■ **Short task**:
Copy the data exactly; pictures stay out of the copy.

- - -

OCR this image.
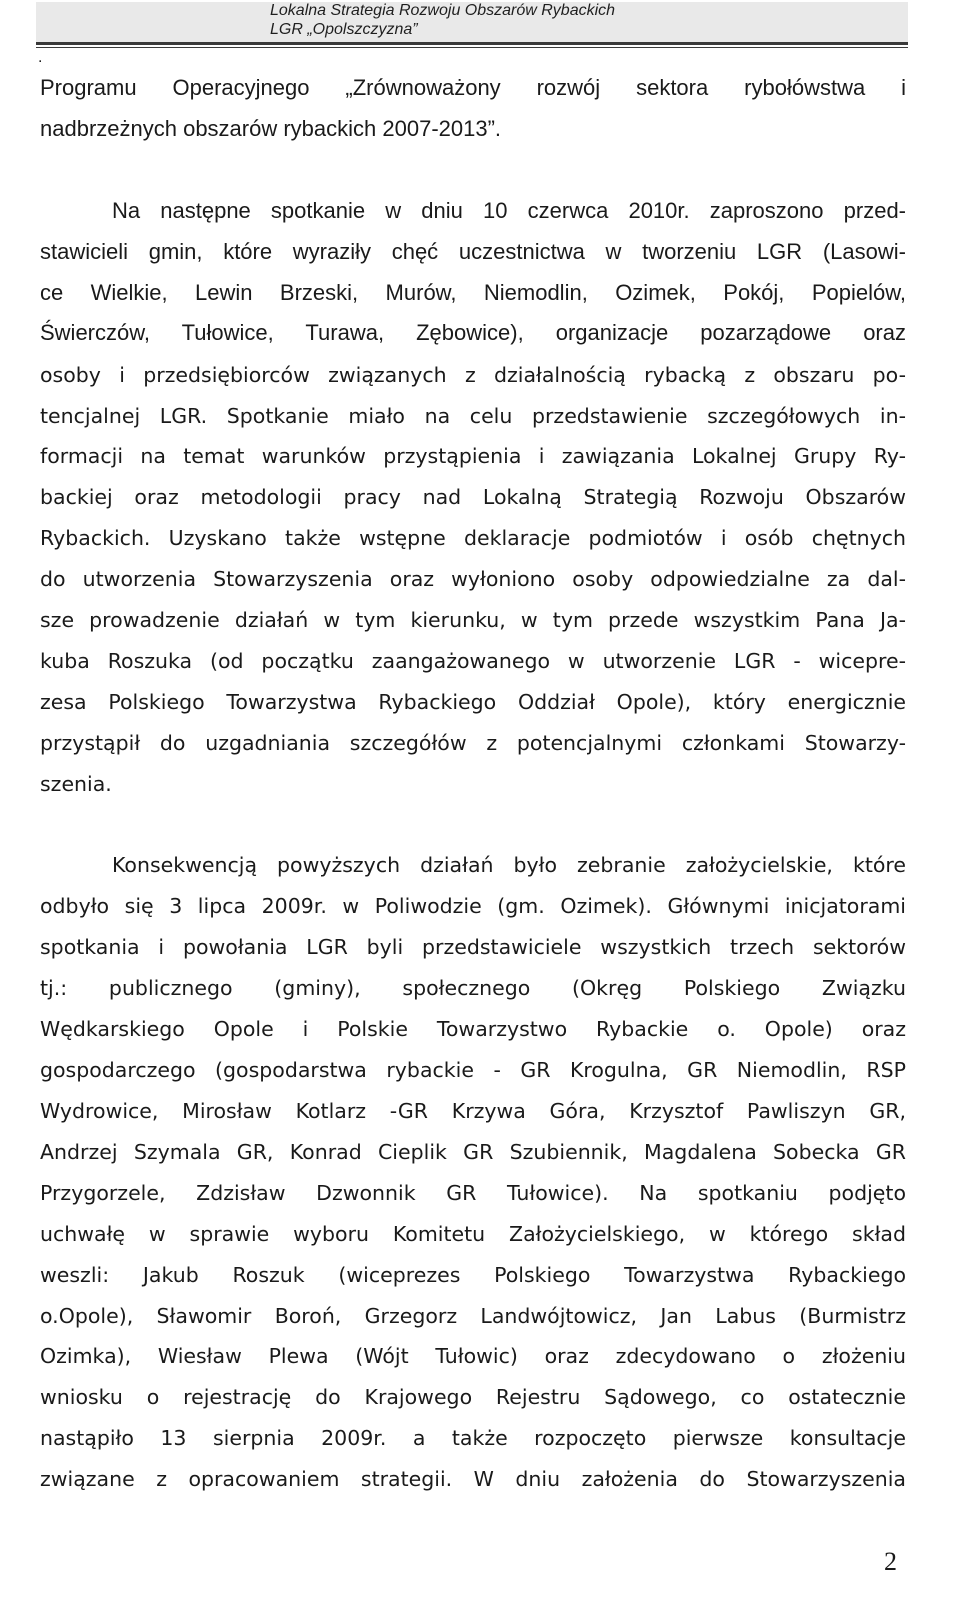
Lokalna Strategia Rozwoju Obszarów Rybackich
LGR „Opolszczyzna”
.
Programu Operacyjnego „Zrównoważony rozwój sektora rybołówstwa i
nadbrzeżnych obszarów rybackich 2007-2013”.
Na następne spotkanie w dniu 10 czerwca 2010r. zaproszono przed-
stawicieli gmin, które wyraziły chęć uczestnictwa w tworzeniu LGR (Lasowi-
ce Wielkie, Lewin Brzeski, Murów, Niemodlin, Ozimek, Pokój, Popielów,
Świerczów, Tułowice, Turawa, Zębowice), organizacje pozarządowe oraz
osoby i przedsiębiorców związanych z działalnością rybacką z obszaru po-
tencjalnej LGR. Spotkanie miało na celu przedstawienie szczegółowych in-
formacji na temat warunków przystąpienia i zawiązania Lokalnej Grupy Ry-
backiej oraz metodologii pracy nad Lokalną Strategią Rozwoju Obszarów
Rybackich. Uzyskano także wstępne deklaracje podmiotów i osób chętnych
do utworzenia Stowarzyszenia oraz wyłoniono osoby odpowiedzialne za dal-
sze prowadzenie działań w tym kierunku, w tym przede wszystkim Pana Ja-
kuba Roszuka (od początku zaangażowanego w utworzenie LGR - wicepre-
zesa Polskiego Towarzystwa Rybackiego Oddział Opole), który energicznie
przystąpił do uzgadniania szczegółów z potencjalnymi członkami Stowarzy-
szenia.
Konsekwencją powyższych działań było zebranie założycielskie, które
odbyło się 3 lipca 2009r. w Poliwodzie (gm. Ozimek). Głównymi inicjatorami
spotkania i powołania LGR byli przedstawiciele wszystkich trzech sektorów
tj.: publicznego (gminy), społecznego (Okręg Polskiego Związku
Wędkarskiego Opole i Polskie Towarzystwo Rybackie o. Opole) oraz
gospodarczego (gospodarstwa rybackie - GR Krogulna, GR Niemodlin, RSP
Wydrowice, Mirosław Kotlarz -GR Krzywa Góra, Krzysztof Pawliszyn GR,
Andrzej Szymala GR, Konrad Cieplik GR Szubiennik, Magdalena Sobecka GR
Przygorzele, Zdzisław Dzwonnik GR Tułowice). Na spotkaniu podjęto
uchwałę w sprawie wyboru Komitetu Założycielskiego, w którego skład
weszli: Jakub Roszuk (wiceprezes Polskiego Towarzystwa Rybackiego
o.Opole), Sławomir Boroń, Grzegorz Landwójtowicz, Jan Labus (Burmistrz
Ozimka), Wiesław Plewa (Wójt Tułowic) oraz zdecydowano o złożeniu
wniosku o rejestrację do Krajowego Rejestru Sądowego, co ostatecznie
nastąpiło 13 sierpnia 2009r. a także rozpoczęto pierwsze konsultacje
związane z opracowaniem strategii. W dniu założenia do Stowarzyszenia
2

- - -

■ **Solved problem**:
OCR this image.
Lokalna Strategia Rozwoju Obszarów Rybackich
LGR „Opolszczyzna”
.
Programu Operacyjnego „Zrównoważony rozwój sektora rybołówstwa i
nadbrzeżnych obszarów rybackich 2007-2013”.
Na następne spotkanie w dniu 10 czerwca 2010r. zaproszono przed-
stawicieli gmin, które wyraziły chęć uczestnictwa w tworzeniu LGR (Lasowi-
ce Wielkie, Lewin Brzeski, Murów, Niemodlin, Ozimek, Pokój, Popielów,
Świerczów, Tułowice, Turawa, Zębowice), organizacje pozarządowe oraz
osoby i przedsiębiorców związanych z działalnością rybacką z obszaru po-
tencjalnej LGR. Spotkanie miało na celu przedstawienie szczegółowych in-
formacji na temat warunków przystąpienia i zawiązania Lokalnej Grupy Ry-
backiej oraz metodologii pracy nad Lokalną Strategią Rozwoju Obszarów
Rybackich. Uzyskano także wstępne deklaracje podmiotów i osób chętnych
do utworzenia Stowarzyszenia oraz wyłoniono osoby odpowiedzialne za dal-
sze prowadzenie działań w tym kierunku, w tym przede wszystkim Pana Ja-
kuba Roszuka (od początku zaangażowanego w utworzenie LGR - wicepre-
zesa Polskiego Towarzystwa Rybackiego Oddział Opole), który energicznie
przystąpił do uzgadniania szczegółów z potencjalnymi członkami Stowarzy-
szenia.
Konsekwencją powyższych działań było zebranie założycielskie, które
odbyło się 3 lipca 2009r. w Poliwodzie (gm. Ozimek). Głównymi inicjatorami
spotkania i powołania LGR byli przedstawiciele wszystkich trzech sektorów
tj.: publicznego (gminy), społecznego (Okręg Polskiego Związku
Wędkarskiego Opole i Polskie Towarzystwo Rybackie o. Opole) oraz
gospodarczego (gospodarstwa rybackie - GR Krogulna, GR Niemodlin, RSP
Wydrowice, Mirosław Kotlarz -GR Krzywa Góra, Krzysztof Pawliszyn GR,
Andrzej Szymala GR, Konrad Cieplik GR Szubiennik, Magdalena Sobecka GR
Przygorzele, Zdzisław Dzwonnik GR Tułowice). Na spotkaniu podjęto
uchwałę w sprawie wyboru Komitetu Założycielskiego, w którego skład
weszli: Jakub Roszuk (wiceprezes Polskiego Towarzystwa Rybackiego
o.Opole), Sławomir Boroń, Grzegorz Landwójtowicz, Jan Labus (Burmistrz
Ozimka), Wiesław Plewa (Wójt Tułowic) oraz zdecydowano o złożeniu
wniosku o rejestrację do Krajowego Rejestru Sądowego, co ostatecznie
nastąpiło 13 sierpnia 2009r. a także rozpoczęto pierwsze konsultacje
związane z opracowaniem strategii. W dniu założenia do Stowarzyszenia
2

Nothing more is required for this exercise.